# WRITTEN TASK:
Transcribe all of the data exactly. Omit the pictures.

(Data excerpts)
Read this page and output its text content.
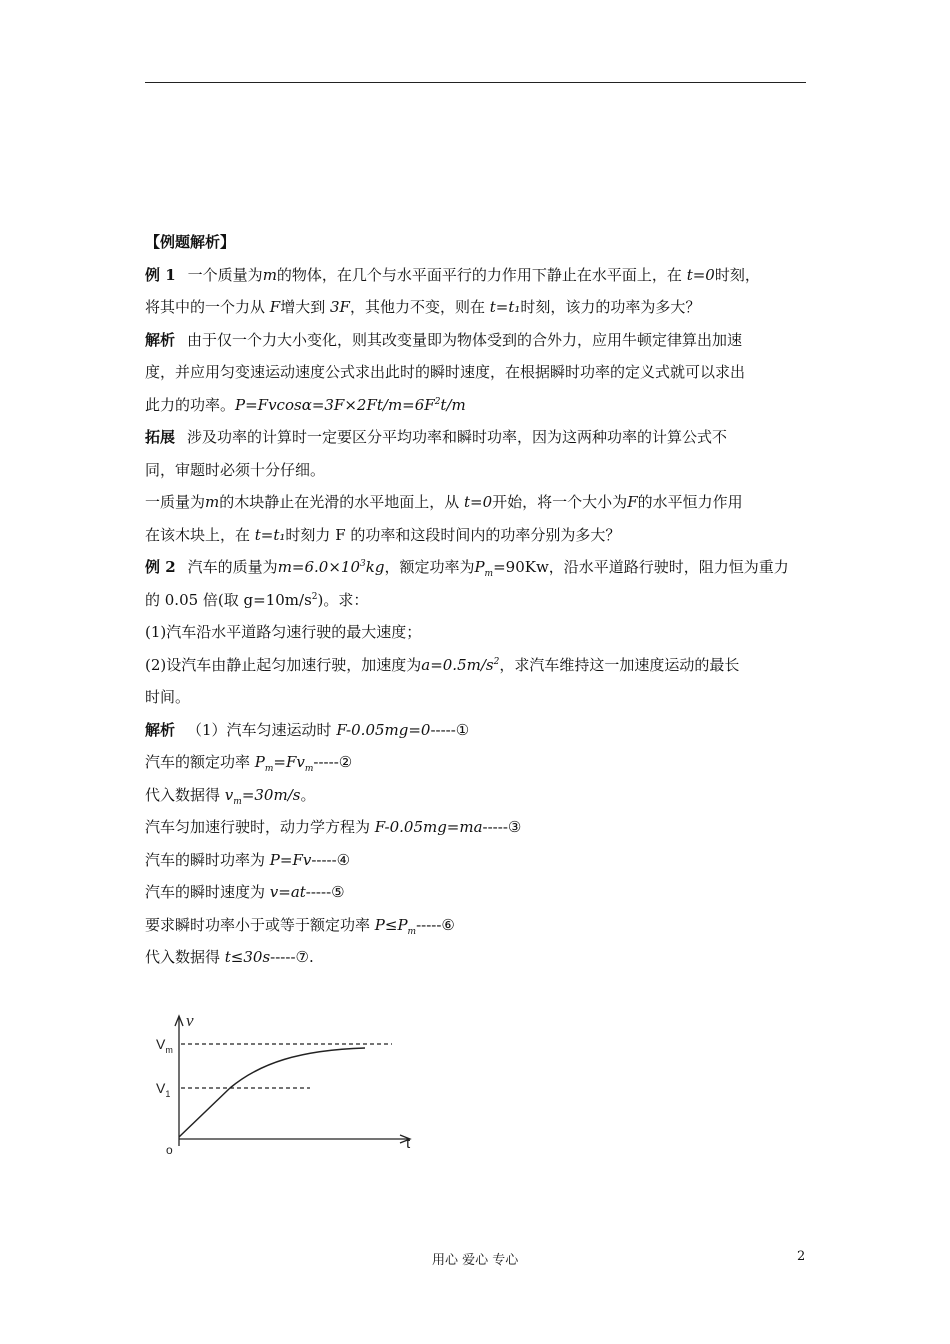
【例题解析】
例 1 一个质量为m的物体，在几个与水平面平行的力作用下静止在水平面上，在 t=0时刻，
将其中的一个力从 F增大到 3F，其他力不变，则在 t=t₁时刻，该力的功率为多大？
解析 由于仅一个力大小变化，则其改变量即为物体受到的合外力，应用牛顿定律算出加速
度，并应用匀变速运动速度公式求出此时的瞬时速度，在根据瞬时功率的定义式就可以求出
此力的功率。$P=Fvcos\alpha=3F\times 2Ft/m=6F^2t/m$
拓展 涉及功率的计算时一定要区分平均功率和瞬时功率，因为这两种功率的计算公式不
同，审题时必须十分仔细。
一质量为m的木块静止在光滑的水平地面上，从 t=0开始，将一个大小为F的水平恒力作用
在该木块上，在 t=t₁时刻力 F 的功率和这段时间内的功率分别为多大？
例 2 汽车的质量为$m=6.0\times 10^3kg$，额定功率为$P_m=90Kw$，沿水平道路行驶时，阻力恒为重力
的 0.05 倍(取 $g=10m/s^2$)。求：
(1)汽车沿水平道路匀速行驶的最大速度；
(2)设汽车由静止起匀加速行驶，加速度为$a=0.5m/s^2$，求汽车维持这一加速度运动的最长
时间。
解析 （1）汽车匀速运动时 F-0.05mg=0-----①
汽车的额定功率 $P_m=Fv_m-----②$
代入数据得 $v_m=30m/s$。
汽车匀加速行驶时，动力学方程为 F-0.05mg=ma-----③
汽车的瞬时功率为 P=Fv-----④
汽车的瞬时速度为 v=at-----⑤
要求瞬时功率小于或等于额定功率 $P\le P_m-----⑥$
代入数据得 t≤30s-----⑦.
v
t
$V_m$
$V_1$
o
用心 爱心 专心	2
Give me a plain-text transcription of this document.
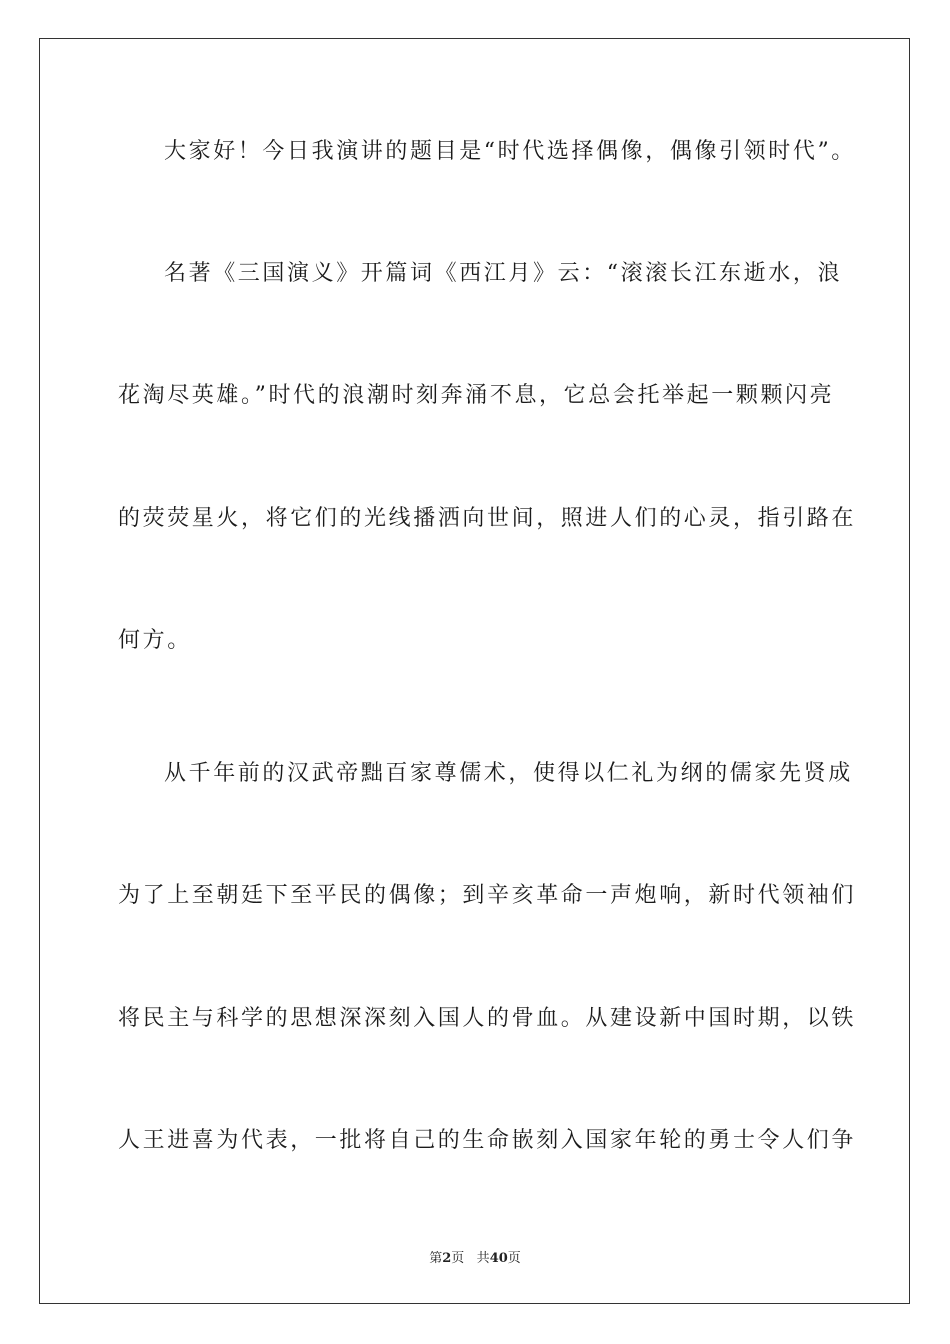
大家好！今日我演讲的题目是“时代选择偶像，偶像引领时代”。
名著《三国演义》开篇词《西江月》云：“滚滚长江东逝水，浪
花淘尽英雄。”时代的浪潮时刻奔涌不息，它总会托举起一颗颗闪亮
的荧荧星火，将它们的光线播洒向世间，照进人们的心灵，指引路在
何方。
从千年前的汉武帝黜百家尊儒术，使得以仁礼为纲的儒家先贤成
为了上至朝廷下至平民的偶像；到辛亥革命一声炮响，新时代领袖们
将民主与科学的思想深深刻入国人的骨血。从建设新中国时期，以铁
人王进喜为代表，一批将自己的生命嵌刻入国家年轮的勇士令人们争
第2页 共40页
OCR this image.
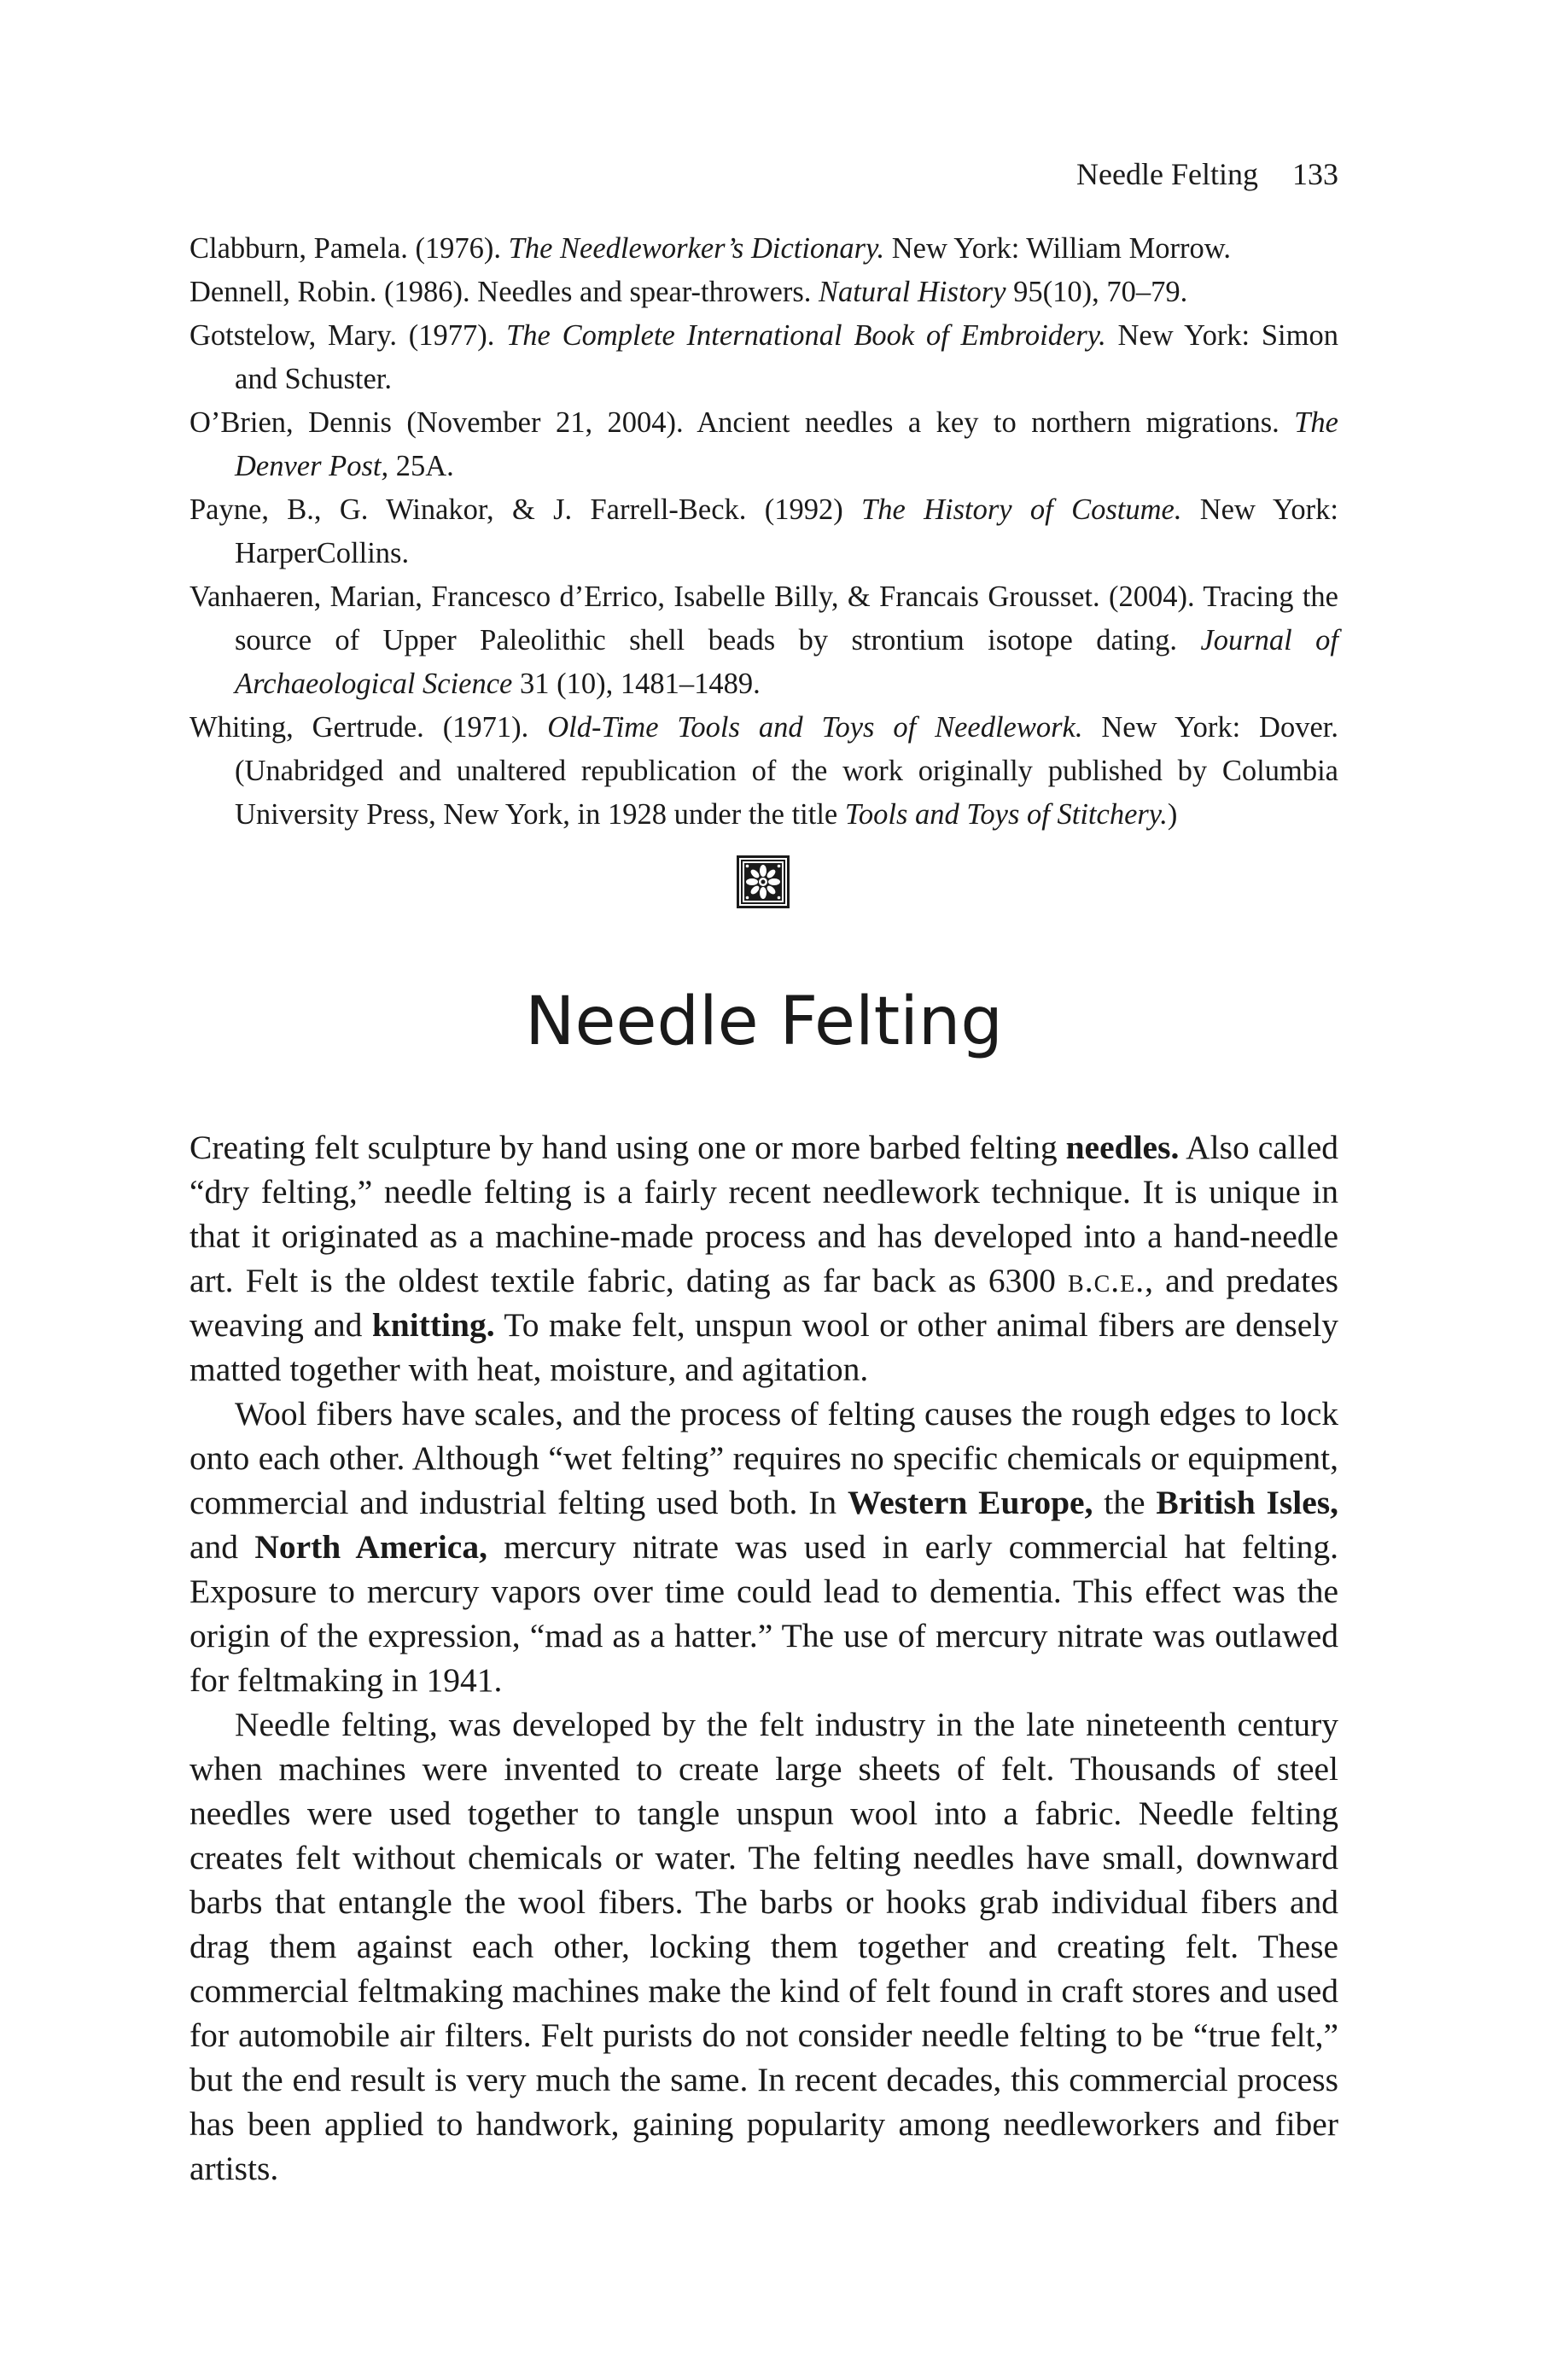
Needle Felting 133
Clabburn, Pamela. (1976). The Needleworker’s Dictionary. New York: William Morrow.
Dennell, Robin. (1986). Needles and spear-throwers. Natural History 95(10), 70–79.
Gotstelow, Mary. (1977). The Complete International Book of Embroidery. New York: Simon and Schuster.
O’Brien, Dennis (November 21, 2004). Ancient needles a key to northern migrations. The Denver Post, 25A.
Payne, B., G. Winakor, & J. Farrell-Beck. (1992) The History of Costume. New York: HarperCollins.
Vanhaeren, Marian, Francesco d’Errico, Isabelle Billy, & Francais Grousset. (2004). Tracing the source of Upper Paleolithic shell beads by strontium isotope dating. Journal of Archaeological Science 31 (10), 1481–1489.
Whiting, Gertrude. (1971). Old-Time Tools and Toys of Needlework. New York: Dover. (Unabridged and unaltered republication of the work originally published by Columbia University Press, New York, in 1928 under the title Tools and Toys of Stitchery.)
Needle Felting

Creating felt sculpture by hand using one or more barbed felting needles. Also called “dry felting,” needle felting is a fairly recent needlework technique. It is unique in that it originated as a machine-made process and has developed into a hand-needle art. Felt is the oldest textile fabric, dating as far back as 6300 b.c.e., and predates weaving and knitting. To make felt, unspun wool or other animal fibers are densely matted together with heat, moisture, and agitation.

Wool fibers have scales, and the process of felting causes the rough edges to lock onto each other. Although “wet felting” requires no specific chemicals or equipment, commercial and industrial felting used both. In Western Europe, the British Isles, and North America, mercury nitrate was used in early commercial hat felting. Exposure to mercury vapors over time could lead to dementia. This effect was the origin of the expression, “mad as a hatter.” The use of mercury nitrate was outlawed for feltmaking in 1941.

Needle felting, was developed by the felt industry in the late nineteenth century when machines were invented to create large sheets of felt. Thousands of steel needles were used together to tangle unspun wool into a fabric. Needle felting creates felt without chemicals or water. The felting needles have small, downward barbs that entangle the wool fibers. The barbs or hooks grab individual fibers and drag them against each other, locking them together and creating felt. These commercial feltmaking machines make the kind of felt found in craft stores and used for automobile air filters. Felt purists do not consider needle felting to be “true felt,” but the end result is very much the same. In recent decades, this commercial process has been applied to handwork, gaining popularity among needleworkers and fiber artists.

# WRITTEN ANSWER:
Read this page and output its text content.
【例题解析】
例 1 一个质量为m的物体，在几个与水平面平行的力作用下静止在水平面上，在 t=0时刻，
将其中的一个力从 F增大到 3F，其他力不变，则在 t=t₁时刻，该力的功率为多大？
解析 由于仅一个力大小变化，则其改变量即为物体受到的合外力，应用牛顿定律算出加速
度，并应用匀变速运动速度公式求出此时的瞬时速度，在根据瞬时功率的定义式就可以求出
此力的功率。$P=Fvcos\alpha=3F\times 2Ft/m=6F^2t/m$
拓展 涉及功率的计算时一定要区分平均功率和瞬时功率，因为这两种功率的计算公式不
同，审题时必须十分仔细。
一质量为m的木块静止在光滑的水平地面上，从 t=0开始，将一个大小为F的水平恒力作用
在该木块上，在 t=t₁时刻力 F 的功率和这段时间内的功率分别为多大？
例 2 汽车的质量为$m=6.0\times 10^3kg$，额定功率为$P_m=90Kw$，沿水平道路行驶时，阻力恒为重力
的 0.05 倍(取 $g=10m/s^2$)。求：
(1)汽车沿水平道路匀速行驶的最大速度；
(2)设汽车由静止起匀加速行驶，加速度为$a=0.5m/s^2$，求汽车维持这一加速度运动的最长
时间。
解析 （1）汽车匀速运动时 F-0.05mg=0-----①
汽车的额定功率 $P_m=Fv_m-----②$
代入数据得 $v_m=30m/s$。
汽车匀加速行驶时，动力学方程为 F-0.05mg=ma-----③
汽车的瞬时功率为 P=Fv-----④
汽车的瞬时速度为 v=at-----⑤
要求瞬时功率小于或等于额定功率 $P\le P_m-----⑥$
代入数据得 t≤30s-----⑦.
v
t
$V_m$
$V_1$
o
用心 爱心 专心	2
Give me a plain-text transcription of this document.
大家好！今日我演讲的题目是“时代选择偶像，偶像引领时代”。
名著《三国演义》开篇词《西江月》云：“滚滚长江东逝水，浪
花淘尽英雄。”时代的浪潮时刻奔涌不息，它总会托举起一颗颗闪亮
的荧荧星火，将它们的光线播洒向世间，照进人们的心灵，指引路在
何方。
从千年前的汉武帝黜百家尊儒术，使得以仁礼为纲的儒家先贤成
为了上至朝廷下至平民的偶像；到辛亥革命一声炮响，新时代领袖们
将民主与科学的思想深深刻入国人的骨血。从建设新中国时期，以铁
人王进喜为代表，一批将自己的生命嵌刻入国家年轮的勇士令人们争
第2页 共40页
OCR this image.
Needle Felting 133
Clabburn, Pamela. (1976). The Needleworker’s Dictionary. New York: William Morrow.
Dennell, Robin. (1986). Needles and spear-throwers. Natural History 95(10), 70–79.
Gotstelow, Mary. (1977). The Complete International Book of Embroidery. New York: Simon and Schuster.
O’Brien, Dennis (November 21, 2004). Ancient needles a key to northern migrations. The Denver Post, 25A.
Payne, B., G. Winakor, & J. Farrell-Beck. (1992) The History of Costume. New York: HarperCollins.
Vanhaeren, Marian, Francesco d’Errico, Isabelle Billy, & Francais Grousset. (2004). Tracing the source of Upper Paleolithic shell beads by strontium isotope dating. Journal of Archaeological Science 31 (10), 1481–1489.
Whiting, Gertrude. (1971). Old-Time Tools and Toys of Needlework. New York: Dover. (Unabridged and unaltered republication of the work originally published by Columbia University Press, New York, in 1928 under the title Tools and Toys of Stitchery.)
Needle Felting

Creating felt sculpture by hand using one or more barbed felting needles. Also called “dry felting,” needle felting is a fairly recent needlework technique. It is unique in that it originated as a machine-made process and has developed into a hand-needle art. Felt is the oldest textile fabric, dating as far back as 6300 b.c.e., and predates weaving and knitting. To make felt, unspun wool or other animal fibers are densely matted together with heat, moisture, and agitation.

Wool fibers have scales, and the process of felting causes the rough edges to lock onto each other. Although “wet felting” requires no specific chemicals or equipment, commercial and industrial felting used both. In Western Europe, the British Isles, and North America, mercury nitrate was used in early commercial hat felting. Exposure to mercury vapors over time could lead to dementia. This effect was the origin of the expression, “mad as a hatter.” The use of mercury nitrate was outlawed for feltmaking in 1941.

Needle felting, was developed by the felt industry in the late nineteenth century when machines were invented to create large sheets of felt. Thousands of steel needles were used together to tangle unspun wool into a fabric. Needle felting creates felt without chemicals or water. The felting needles have small, downward barbs that entangle the wool fibers. The barbs or hooks grab individual fibers and drag them against each other, locking them together and creating felt. These commercial feltmaking machines make the kind of felt found in craft stores and used for automobile air filters. Felt purists do not consider needle felting to be “true felt,” but the end result is very much the same. In recent decades, this commercial process has been applied to handwork, gaining popularity among needleworkers and fiber artists.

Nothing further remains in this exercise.